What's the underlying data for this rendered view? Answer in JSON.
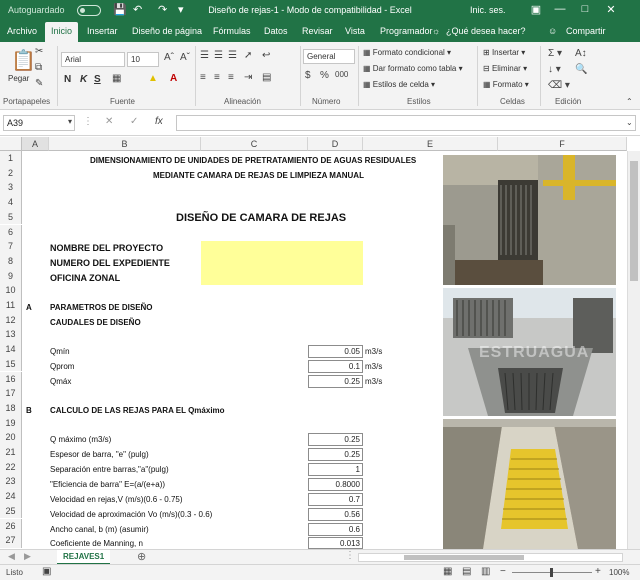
{
  "titlebar": {
    "autosave": "Autoguardado",
    "title": "Diseño de rejas-1  -  Modo de compatibilidad  -  Excel",
    "signin": "Inic. ses."
  },
  "tabs": [
    "Archivo",
    "Inicio",
    "Insertar",
    "Diseño de página",
    "Fórmulas",
    "Datos",
    "Revisar",
    "Vista",
    "Programador"
  ],
  "tell_me": "¿Qué desea hacer?",
  "share": "Compartir",
  "ribbon": {
    "paste": "Pegar",
    "clipboard": "Portapapeles",
    "font_name": "Arial",
    "font_size": "10",
    "font_group": "Fuente",
    "alignment_group": "Alineación",
    "number_format": "General",
    "number_group": "Número",
    "cond_format": "Formato condicional",
    "table_format": "Dar formato como tabla",
    "cell_styles": "Estilos de celda",
    "styles_group": "Estilos",
    "insert": "Insertar",
    "delete": "Eliminar",
    "format": "Formato",
    "cells_group": "Celdas",
    "editing_group": "Edición",
    "bold": "N",
    "italic": "K",
    "underline": "S"
  },
  "formula_bar": {
    "name_box": "A39",
    "fx": "fx"
  },
  "columns": [
    "A",
    "B",
    "C",
    "D",
    "E",
    "F"
  ],
  "rows": [
    1,
    2,
    3,
    4,
    5,
    6,
    7,
    8,
    9,
    10,
    11,
    12,
    13,
    14,
    15,
    16,
    17,
    18,
    19,
    20,
    21,
    22,
    23,
    24,
    25,
    26,
    27
  ],
  "sheet": {
    "title1": "DIMENSIONAMIENTO DE UNIDADES DE PRETRATAMIENTO DE AGUAS RESIDUALES",
    "title2": "MEDIANTE CAMARA DE REJAS DE LIMPIEZA MANUAL",
    "main_title": "DISEÑO DE CAMARA DE REJAS",
    "project": "NOMBRE DEL PROYECTO",
    "file_number": "NUMERO DEL EXPEDIENTE",
    "office": "OFICINA ZONAL",
    "sec_a": "A",
    "sec_a_title": "PARAMETROS DE DISEÑO",
    "sec_a_sub": "CAUDALES DE DISEÑO",
    "flows": [
      {
        "label": "Qmín",
        "value": "0.05",
        "unit": "m3/s"
      },
      {
        "label": "Qprom",
        "value": "0.1",
        "unit": "m3/s"
      },
      {
        "label": "Qmáx",
        "value": "0.25",
        "unit": "m3/s"
      }
    ],
    "sec_b": "B",
    "sec_b_title": "CALCULO DE LAS REJAS PARA EL Qmáximo",
    "calc": [
      {
        "label": "Q máximo (m3/s)",
        "value": "0.25"
      },
      {
        "label": "Espesor de barra, \"e\" (pulg)",
        "value": "0.25"
      },
      {
        "label": "Separación entre barras,\"a\"(pulg)",
        "value": "1"
      },
      {
        "label": "\"Eficiencia de barra\" E=(a/(e+a))",
        "value": "0.8000"
      },
      {
        "label": "Velocidad en rejas,V (m/s)(0.6 - 0.75)",
        "value": "0.7"
      },
      {
        "label": "Velocidad de aproximación Vo (m/s)(0.3 - 0.6)",
        "value": "0.56"
      },
      {
        "label": "Ancho canal, b (m)  (asumir)",
        "value": "0.6"
      },
      {
        "label": "Coeficiente de Manning, n",
        "value": "0.013"
      }
    ]
  },
  "watermark": "ESTRUAGUA",
  "sheet_tab": "REJAVES1",
  "status": {
    "ready": "Listo",
    "zoom": "100%"
  }
}
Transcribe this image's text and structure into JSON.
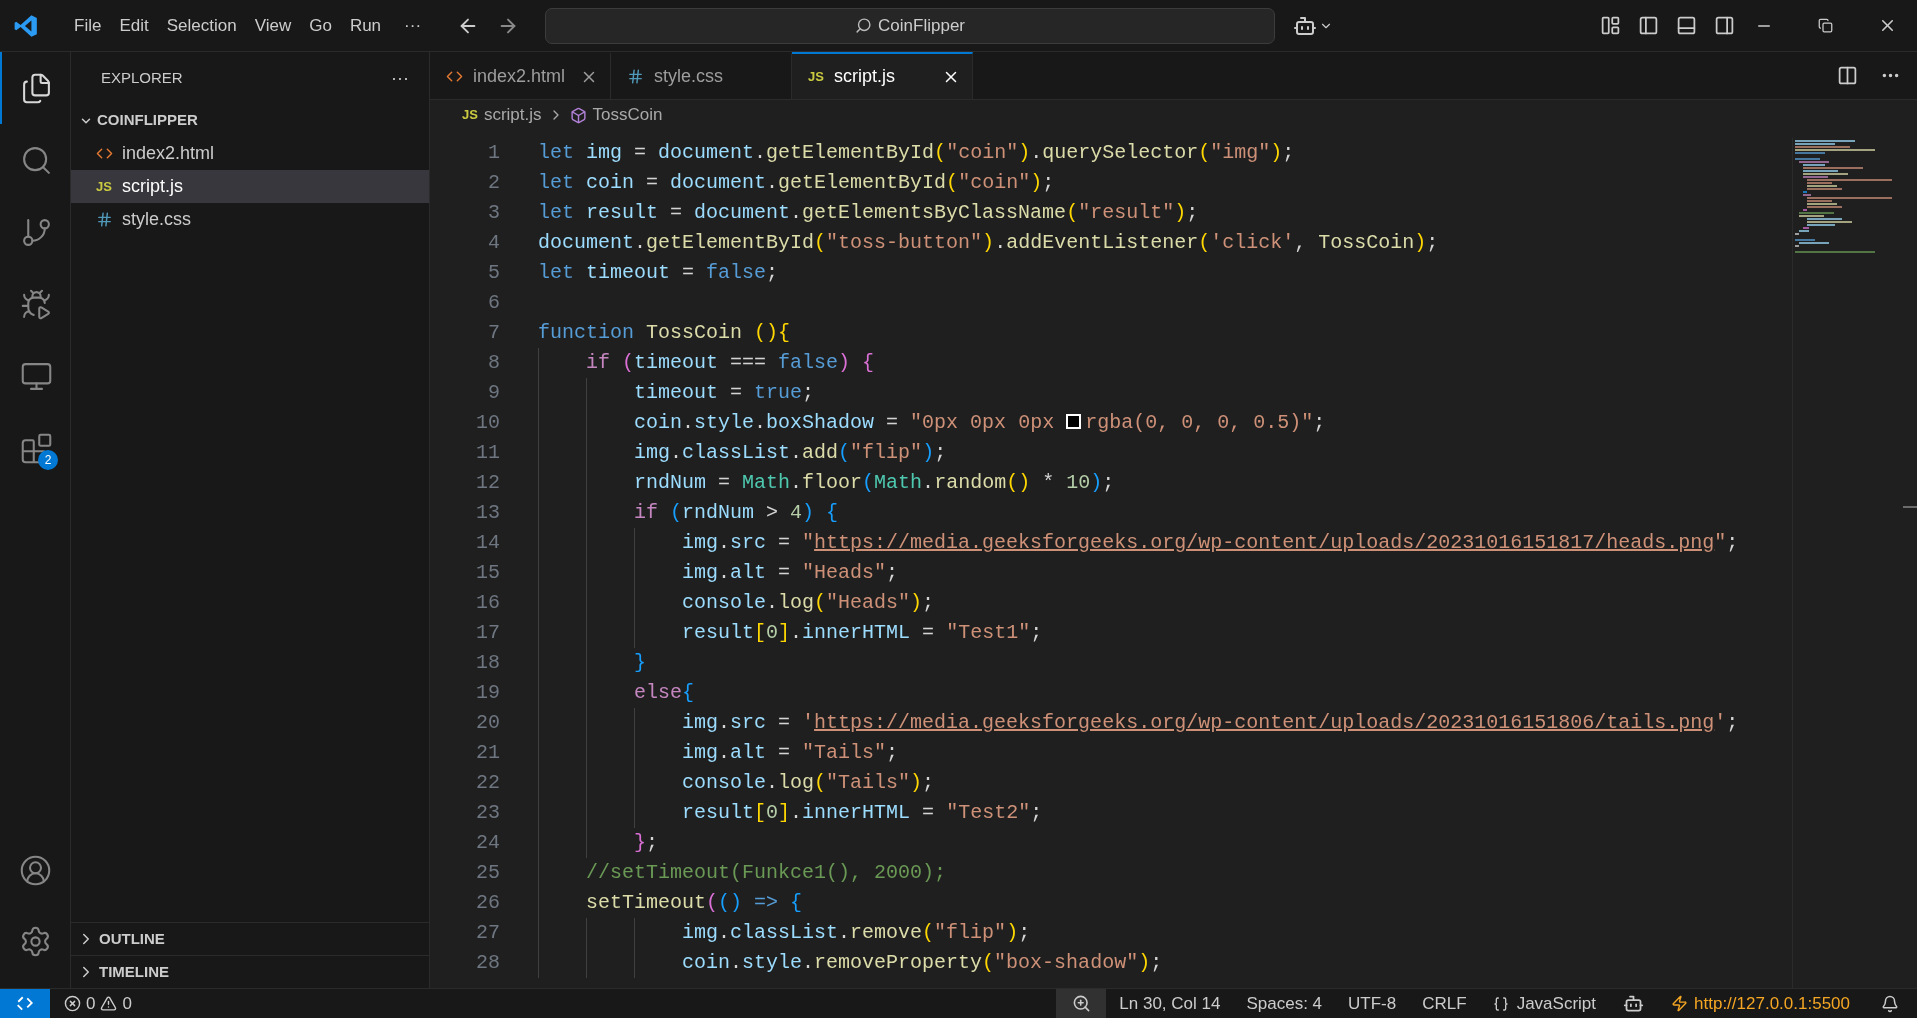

——

Repeat each record exactly, with the pictures left out.

What's the underlying data for this rendered view? Answer in JSON.
{
  "titlebar": {
    "autosave": "Autoguardado",
    "title": "Diseño de rejas-1  -  Modo de compatibilidad  -  Excel",
    "signin": "Inic. ses."
  },
  "tabs": [
    "Archivo",
    "Inicio",
    "Insertar",
    "Diseño de página",
    "Fórmulas",
    "Datos",
    "Revisar",
    "Vista",
    "Programador"
  ],
  "tell_me": "¿Qué desea hacer?",
  "share": "Compartir",
  "ribbon": {
    "paste": "Pegar",
    "clipboard": "Portapapeles",
    "font_name": "Arial",
    "font_size": "10",
    "font_group": "Fuente",
    "alignment_group": "Alineación",
    "number_format": "General",
    "number_group": "Número",
    "cond_format": "Formato condicional",
    "table_format": "Dar formato como tabla",
    "cell_styles": "Estilos de celda",
    "styles_group": "Estilos",
    "insert": "Insertar",
    "delete": "Eliminar",
    "format": "Formato",
    "cells_group": "Celdas",
    "editing_group": "Edición",
    "bold": "N",
    "italic": "K",
    "underline": "S"
  },
  "formula_bar": {
    "name_box": "A39",
    "fx": "fx"
  },
  "columns": [
    "A",
    "B",
    "C",
    "D",
    "E",
    "F"
  ],
  "rows": [
    1,
    2,
    3,
    4,
    5,
    6,
    7,
    8,
    9,
    10,
    11,
    12,
    13,
    14,
    15,
    16,
    17,
    18,
    19,
    20,
    21,
    22,
    23,
    24,
    25,
    26,
    27
  ],
  "sheet": {
    "title1": "DIMENSIONAMIENTO DE UNIDADES DE PRETRATAMIENTO DE AGUAS RESIDUALES",
    "title2": "MEDIANTE CAMARA DE REJAS DE LIMPIEZA MANUAL",
    "main_title": "DISEÑO DE CAMARA DE REJAS",
    "project": "NOMBRE DEL PROYECTO",
    "file_number": "NUMERO DEL EXPEDIENTE",
    "office": "OFICINA ZONAL",
    "sec_a": "A",
    "sec_a_title": "PARAMETROS DE DISEÑO",
    "sec_a_sub": "CAUDALES DE DISEÑO",
    "flows": [
      {
        "label": "Qmín",
        "value": "0.05",
        "unit": "m3/s"
      },
      {
        "label": "Qprom",
        "value": "0.1",
        "unit": "m3/s"
      },
      {
        "label": "Qmáx",
        "value": "0.25",
        "unit": "m3/s"
      }
    ],
    "sec_b": "B",
    "sec_b_title": "CALCULO DE LAS REJAS PARA EL Qmáximo",
    "calc": [
      {
        "label": "Q máximo (m3/s)",
        "value": "0.25"
      },
      {
        "label": "Espesor de barra, \"e\" (pulg)",
        "value": "0.25"
      },
      {
        "label": "Separación entre barras,\"a\"(pulg)",
        "value": "1"
      },
      {
        "label": "\"Eficiencia de barra\" E=(a/(e+a))",
        "value": "0.8000"
      },
      {
        "label": "Velocidad en rejas,V (m/s)(0.6 - 0.75)",
        "value": "0.7"
      },
      {
        "label": "Velocidad de aproximación Vo (m/s)(0.3 - 0.6)",
        "value": "0.56"
      },
      {
        "label": "Ancho canal, b (m)  (asumir)",
        "value": "0.6"
      },
      {
        "label": "Coeficiente de Manning, n",
        "value": "0.013"
      }
    ]
  },
  "watermark": "ESTRUAGUA",
  "sheet_tab": "REJAVES1",
  "status": {
    "ready": "Listo",
    "zoom": "100%"
  }
}
Transcribe this image's text and structure into JSON.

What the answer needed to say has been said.